# START OF Records

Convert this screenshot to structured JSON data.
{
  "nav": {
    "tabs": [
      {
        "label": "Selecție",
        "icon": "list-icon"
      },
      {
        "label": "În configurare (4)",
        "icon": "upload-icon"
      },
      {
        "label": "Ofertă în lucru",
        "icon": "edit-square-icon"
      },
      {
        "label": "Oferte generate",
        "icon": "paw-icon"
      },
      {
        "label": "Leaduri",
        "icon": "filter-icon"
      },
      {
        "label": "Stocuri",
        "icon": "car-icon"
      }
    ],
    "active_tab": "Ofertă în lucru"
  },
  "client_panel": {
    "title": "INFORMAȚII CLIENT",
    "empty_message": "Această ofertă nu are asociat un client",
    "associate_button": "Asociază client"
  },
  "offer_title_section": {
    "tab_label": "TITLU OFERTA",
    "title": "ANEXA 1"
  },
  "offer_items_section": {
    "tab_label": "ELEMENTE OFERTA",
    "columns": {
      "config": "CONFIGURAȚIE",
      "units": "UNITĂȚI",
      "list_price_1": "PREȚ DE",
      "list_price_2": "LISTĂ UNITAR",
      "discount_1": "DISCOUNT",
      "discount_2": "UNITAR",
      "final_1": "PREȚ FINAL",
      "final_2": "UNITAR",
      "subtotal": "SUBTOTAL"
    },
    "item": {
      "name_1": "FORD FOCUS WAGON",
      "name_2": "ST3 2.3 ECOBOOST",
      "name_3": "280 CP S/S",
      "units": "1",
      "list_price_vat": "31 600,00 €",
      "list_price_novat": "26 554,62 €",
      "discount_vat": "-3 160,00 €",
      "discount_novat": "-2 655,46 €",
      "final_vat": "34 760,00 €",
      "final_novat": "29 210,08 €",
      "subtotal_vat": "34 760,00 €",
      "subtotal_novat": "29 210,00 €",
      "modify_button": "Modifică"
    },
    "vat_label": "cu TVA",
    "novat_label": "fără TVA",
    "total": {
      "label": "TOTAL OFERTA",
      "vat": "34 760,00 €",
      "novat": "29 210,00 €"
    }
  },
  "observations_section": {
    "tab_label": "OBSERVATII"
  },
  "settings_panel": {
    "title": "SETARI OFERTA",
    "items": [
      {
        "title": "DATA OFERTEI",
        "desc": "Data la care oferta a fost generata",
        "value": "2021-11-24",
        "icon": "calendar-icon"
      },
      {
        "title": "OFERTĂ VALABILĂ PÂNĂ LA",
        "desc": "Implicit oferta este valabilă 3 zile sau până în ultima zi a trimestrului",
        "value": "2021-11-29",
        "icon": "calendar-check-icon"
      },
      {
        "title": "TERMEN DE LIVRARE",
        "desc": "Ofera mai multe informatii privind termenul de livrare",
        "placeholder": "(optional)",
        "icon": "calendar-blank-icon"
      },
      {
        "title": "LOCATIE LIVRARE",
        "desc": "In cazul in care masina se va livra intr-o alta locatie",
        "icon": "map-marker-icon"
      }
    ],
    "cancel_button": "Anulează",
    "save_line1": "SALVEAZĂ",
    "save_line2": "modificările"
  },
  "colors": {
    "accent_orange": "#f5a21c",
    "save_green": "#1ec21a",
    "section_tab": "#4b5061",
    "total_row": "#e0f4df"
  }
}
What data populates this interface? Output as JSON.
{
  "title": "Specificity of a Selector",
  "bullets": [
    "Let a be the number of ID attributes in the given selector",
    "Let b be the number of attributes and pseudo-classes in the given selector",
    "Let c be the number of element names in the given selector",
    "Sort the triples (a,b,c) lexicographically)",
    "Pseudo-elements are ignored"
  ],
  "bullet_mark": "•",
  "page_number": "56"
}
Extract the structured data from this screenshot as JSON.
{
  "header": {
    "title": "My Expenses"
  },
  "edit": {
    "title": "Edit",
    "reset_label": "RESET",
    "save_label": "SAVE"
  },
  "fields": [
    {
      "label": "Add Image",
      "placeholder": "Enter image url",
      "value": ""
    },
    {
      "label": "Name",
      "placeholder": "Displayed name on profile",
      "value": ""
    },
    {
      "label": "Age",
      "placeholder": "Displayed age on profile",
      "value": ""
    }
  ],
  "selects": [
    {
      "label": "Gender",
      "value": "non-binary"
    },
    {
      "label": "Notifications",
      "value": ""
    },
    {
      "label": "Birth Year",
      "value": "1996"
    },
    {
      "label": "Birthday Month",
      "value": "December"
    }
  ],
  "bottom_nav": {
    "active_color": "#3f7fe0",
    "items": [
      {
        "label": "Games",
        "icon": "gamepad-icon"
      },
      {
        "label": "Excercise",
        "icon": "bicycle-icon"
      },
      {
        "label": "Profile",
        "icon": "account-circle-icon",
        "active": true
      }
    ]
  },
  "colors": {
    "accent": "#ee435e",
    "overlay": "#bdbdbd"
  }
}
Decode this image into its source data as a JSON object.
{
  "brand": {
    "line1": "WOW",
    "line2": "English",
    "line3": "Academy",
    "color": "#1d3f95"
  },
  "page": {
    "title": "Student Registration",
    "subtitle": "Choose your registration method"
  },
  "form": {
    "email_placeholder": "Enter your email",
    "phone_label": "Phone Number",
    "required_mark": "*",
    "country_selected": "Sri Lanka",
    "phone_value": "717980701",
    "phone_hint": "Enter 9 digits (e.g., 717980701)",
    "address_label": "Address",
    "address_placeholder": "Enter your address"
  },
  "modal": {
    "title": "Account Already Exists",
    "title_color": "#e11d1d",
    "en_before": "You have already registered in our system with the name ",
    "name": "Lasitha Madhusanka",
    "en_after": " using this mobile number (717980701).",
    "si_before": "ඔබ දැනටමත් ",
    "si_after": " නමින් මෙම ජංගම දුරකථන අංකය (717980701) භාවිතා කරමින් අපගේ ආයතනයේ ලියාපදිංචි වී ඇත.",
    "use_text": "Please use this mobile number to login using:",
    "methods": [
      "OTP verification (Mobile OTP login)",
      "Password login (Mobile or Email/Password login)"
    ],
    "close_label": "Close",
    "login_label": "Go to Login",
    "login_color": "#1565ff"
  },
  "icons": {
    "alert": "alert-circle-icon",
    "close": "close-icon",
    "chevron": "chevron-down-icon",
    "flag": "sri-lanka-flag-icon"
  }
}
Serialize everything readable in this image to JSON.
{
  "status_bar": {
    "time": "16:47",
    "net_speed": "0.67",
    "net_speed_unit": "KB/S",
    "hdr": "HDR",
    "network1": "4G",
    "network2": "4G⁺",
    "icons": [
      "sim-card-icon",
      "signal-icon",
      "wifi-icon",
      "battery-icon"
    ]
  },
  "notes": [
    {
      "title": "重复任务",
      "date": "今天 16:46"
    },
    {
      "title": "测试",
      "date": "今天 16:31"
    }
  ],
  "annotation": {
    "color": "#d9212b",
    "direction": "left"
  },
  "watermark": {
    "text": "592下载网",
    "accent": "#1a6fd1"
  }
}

# END OF Records

Copy out each line in the listing that has the word "screenshot".

§ Exercise output
Convert this screenshot to structured JSON data.
Extract the structured data from this screenshot as JSON.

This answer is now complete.